On 7 April 1782 Carnegie was promoted to post captain and given command of the frigate HMS Enterprise which had newly arrived on station in the Leeward Islands from England. On 4 October Enterprise captured the American 22-gun privateer Mohawk off Cape Ann, which was taken into service as HMS Mohawk. At the end of the American Revolutionary War in 1783, Carnegie sailed Enterprise to England where he paid her off in May 1784. With the Royal Navy at peace, Carnegie was left unemployed. His elder brother David died in 1788 leaving him his father's heir and holding the courtesy title of Lord Rosehill. In 1790 he briefly took command of the frigate HMS Heroine during the Spanish Armament, relinquishing command when that threat diminished. On 22 January 1792 Carnegie's father died, leaving him to inherit as Earl of Northesk.

* **What is expected**
Reproduce the passage about Carnegie's naval career word for word, from "On 7 April 1782" to "Earl of Northesk.".

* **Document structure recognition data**
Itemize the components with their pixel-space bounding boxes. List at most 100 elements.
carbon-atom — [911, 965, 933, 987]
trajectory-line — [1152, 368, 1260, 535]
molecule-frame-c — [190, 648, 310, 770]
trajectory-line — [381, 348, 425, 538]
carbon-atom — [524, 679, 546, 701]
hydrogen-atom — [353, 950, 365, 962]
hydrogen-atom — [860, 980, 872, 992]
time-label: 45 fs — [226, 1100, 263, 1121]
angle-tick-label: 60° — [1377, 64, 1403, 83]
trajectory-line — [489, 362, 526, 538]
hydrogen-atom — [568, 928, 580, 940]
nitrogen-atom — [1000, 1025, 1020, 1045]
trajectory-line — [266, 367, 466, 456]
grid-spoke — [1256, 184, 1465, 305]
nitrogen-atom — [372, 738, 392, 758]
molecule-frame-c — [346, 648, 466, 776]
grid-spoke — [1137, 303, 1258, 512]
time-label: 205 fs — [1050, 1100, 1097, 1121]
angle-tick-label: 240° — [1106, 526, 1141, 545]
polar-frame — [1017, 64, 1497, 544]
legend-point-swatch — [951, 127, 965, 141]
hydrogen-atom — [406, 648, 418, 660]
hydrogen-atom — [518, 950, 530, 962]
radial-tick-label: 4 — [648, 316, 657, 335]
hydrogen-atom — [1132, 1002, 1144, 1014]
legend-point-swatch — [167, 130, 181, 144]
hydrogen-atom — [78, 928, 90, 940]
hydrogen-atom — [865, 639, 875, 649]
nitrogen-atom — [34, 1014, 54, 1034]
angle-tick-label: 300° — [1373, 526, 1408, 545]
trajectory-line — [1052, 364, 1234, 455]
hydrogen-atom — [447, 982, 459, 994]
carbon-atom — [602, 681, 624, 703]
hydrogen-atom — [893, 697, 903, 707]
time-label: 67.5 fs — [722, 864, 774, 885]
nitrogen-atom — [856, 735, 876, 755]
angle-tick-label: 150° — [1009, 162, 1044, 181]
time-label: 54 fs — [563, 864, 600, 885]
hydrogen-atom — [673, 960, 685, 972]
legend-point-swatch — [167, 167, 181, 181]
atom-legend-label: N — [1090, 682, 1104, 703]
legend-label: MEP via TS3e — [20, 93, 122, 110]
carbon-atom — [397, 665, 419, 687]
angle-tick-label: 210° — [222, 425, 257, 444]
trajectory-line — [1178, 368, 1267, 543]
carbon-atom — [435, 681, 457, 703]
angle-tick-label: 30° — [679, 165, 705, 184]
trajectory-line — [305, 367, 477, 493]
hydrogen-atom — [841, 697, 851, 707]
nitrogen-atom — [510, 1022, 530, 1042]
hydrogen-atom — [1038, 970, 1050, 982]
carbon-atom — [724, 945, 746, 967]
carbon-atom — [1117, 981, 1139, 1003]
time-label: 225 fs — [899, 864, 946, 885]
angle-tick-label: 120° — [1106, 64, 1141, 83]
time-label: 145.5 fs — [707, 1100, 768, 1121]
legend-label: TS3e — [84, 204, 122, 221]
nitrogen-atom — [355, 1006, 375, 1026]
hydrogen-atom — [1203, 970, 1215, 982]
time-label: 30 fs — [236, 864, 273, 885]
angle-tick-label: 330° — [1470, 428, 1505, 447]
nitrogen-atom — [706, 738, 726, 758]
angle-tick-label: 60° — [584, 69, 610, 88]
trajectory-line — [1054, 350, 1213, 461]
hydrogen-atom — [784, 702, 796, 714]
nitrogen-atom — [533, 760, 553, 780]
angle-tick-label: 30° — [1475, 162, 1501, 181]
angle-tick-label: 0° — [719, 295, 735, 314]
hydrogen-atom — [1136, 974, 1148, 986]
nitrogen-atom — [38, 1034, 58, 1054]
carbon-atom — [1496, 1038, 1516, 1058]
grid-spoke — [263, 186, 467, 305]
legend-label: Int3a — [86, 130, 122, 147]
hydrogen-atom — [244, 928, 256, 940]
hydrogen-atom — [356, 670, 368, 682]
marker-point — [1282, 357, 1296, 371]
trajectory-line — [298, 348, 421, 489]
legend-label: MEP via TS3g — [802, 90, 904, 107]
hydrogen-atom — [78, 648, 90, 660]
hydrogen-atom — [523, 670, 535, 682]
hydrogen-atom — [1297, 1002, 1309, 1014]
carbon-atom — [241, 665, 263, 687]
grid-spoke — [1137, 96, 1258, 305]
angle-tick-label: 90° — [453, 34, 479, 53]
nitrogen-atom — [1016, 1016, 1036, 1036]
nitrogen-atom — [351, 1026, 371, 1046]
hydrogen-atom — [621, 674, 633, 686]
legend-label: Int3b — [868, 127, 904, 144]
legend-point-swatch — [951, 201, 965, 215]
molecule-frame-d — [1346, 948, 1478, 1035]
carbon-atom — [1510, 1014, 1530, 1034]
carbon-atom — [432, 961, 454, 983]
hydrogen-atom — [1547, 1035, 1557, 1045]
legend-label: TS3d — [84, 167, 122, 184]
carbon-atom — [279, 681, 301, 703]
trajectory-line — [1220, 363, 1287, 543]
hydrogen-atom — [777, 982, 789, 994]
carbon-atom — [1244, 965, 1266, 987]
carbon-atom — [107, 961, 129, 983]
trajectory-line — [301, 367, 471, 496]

* **Written reply**
On 7 April 1782 Carnegie was promoted to post captain and given command of the frigate HMS Enterprise which had newly arrived on station in the Leeward Islands from England. On 4 October Enterprise captured the American 22-gun privateer Mohawk off Cape Ann, which was taken into service as HMS Mohawk. At the end of the American Revolutionary War in 1783, Carnegie sailed Enterprise to England where he paid her off in May 1784. With the Royal Navy at peace, Carnegie was left unemployed. His elder brother David died in 1788 leaving him his father's heir and holding the courtesy title of Lord Rosehill. In 1790 he briefly took command of the frigate HMS Heroine during the Spanish Armament, relinquishing command when that threat diminished. On 22 January 1792 Carnegie's father died, leaving him to inherit as Earl of Northesk.